▶ [Aim]
Give the number of lines containing the word "sicut" and nothing more.

Dataset items:
--*--

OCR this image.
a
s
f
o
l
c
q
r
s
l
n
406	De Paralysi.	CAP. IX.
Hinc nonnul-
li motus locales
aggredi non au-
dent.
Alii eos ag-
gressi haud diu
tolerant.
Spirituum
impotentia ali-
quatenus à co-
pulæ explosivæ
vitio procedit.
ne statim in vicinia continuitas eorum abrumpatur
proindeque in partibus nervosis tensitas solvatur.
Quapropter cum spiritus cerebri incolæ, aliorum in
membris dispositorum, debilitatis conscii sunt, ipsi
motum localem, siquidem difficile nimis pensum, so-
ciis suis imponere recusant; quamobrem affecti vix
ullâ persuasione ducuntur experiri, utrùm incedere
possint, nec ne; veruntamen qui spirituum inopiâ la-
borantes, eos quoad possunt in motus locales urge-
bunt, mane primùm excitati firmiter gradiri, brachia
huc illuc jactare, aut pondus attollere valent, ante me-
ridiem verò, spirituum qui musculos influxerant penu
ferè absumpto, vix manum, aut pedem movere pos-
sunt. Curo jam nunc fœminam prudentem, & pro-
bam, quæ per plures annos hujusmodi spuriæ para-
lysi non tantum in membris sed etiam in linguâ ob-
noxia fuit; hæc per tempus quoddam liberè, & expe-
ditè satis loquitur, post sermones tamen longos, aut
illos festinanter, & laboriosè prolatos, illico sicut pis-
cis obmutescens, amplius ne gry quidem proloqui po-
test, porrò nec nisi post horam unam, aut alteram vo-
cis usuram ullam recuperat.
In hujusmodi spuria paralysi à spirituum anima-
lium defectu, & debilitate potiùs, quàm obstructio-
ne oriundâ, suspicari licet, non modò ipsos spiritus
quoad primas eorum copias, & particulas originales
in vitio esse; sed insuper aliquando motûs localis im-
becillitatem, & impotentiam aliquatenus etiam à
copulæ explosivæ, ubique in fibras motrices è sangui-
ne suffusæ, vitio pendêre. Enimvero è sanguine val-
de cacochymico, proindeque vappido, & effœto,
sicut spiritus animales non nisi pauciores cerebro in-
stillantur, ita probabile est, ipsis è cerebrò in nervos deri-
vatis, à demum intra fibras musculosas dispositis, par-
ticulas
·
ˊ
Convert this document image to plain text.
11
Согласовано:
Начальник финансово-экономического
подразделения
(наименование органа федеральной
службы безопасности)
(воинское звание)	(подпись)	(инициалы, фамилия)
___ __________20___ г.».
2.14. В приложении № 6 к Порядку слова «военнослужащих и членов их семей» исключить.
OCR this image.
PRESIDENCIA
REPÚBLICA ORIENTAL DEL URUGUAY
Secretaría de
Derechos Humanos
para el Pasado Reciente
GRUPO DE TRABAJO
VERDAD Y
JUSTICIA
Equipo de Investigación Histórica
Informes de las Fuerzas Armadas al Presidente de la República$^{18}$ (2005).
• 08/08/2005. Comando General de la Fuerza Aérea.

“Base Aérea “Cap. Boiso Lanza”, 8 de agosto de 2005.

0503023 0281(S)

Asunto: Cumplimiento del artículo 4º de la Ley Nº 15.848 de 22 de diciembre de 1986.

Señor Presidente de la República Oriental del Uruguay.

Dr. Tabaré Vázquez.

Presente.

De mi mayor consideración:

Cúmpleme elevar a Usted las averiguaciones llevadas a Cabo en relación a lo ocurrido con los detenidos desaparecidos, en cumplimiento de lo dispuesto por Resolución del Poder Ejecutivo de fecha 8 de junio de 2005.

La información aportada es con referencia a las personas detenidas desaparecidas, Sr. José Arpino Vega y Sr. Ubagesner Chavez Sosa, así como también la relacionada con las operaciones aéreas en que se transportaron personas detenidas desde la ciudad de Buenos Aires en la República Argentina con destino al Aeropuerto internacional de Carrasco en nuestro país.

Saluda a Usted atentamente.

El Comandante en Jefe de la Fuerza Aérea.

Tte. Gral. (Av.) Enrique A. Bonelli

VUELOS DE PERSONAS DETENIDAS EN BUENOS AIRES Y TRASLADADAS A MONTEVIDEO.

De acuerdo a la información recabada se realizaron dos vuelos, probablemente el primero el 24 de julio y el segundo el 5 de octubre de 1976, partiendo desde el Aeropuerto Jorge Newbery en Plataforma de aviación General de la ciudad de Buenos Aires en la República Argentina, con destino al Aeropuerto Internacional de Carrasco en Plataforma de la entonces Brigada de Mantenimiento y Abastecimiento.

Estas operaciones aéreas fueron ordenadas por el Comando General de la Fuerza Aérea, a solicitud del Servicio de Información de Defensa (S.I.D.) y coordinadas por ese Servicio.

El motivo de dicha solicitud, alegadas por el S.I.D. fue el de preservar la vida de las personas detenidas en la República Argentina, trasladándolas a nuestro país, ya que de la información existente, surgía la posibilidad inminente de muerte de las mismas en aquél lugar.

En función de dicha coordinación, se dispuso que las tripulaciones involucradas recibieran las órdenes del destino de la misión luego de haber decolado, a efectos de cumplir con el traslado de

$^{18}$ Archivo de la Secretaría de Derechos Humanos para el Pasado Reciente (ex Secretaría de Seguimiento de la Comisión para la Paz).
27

--*--

▶ [Solved exercise]
2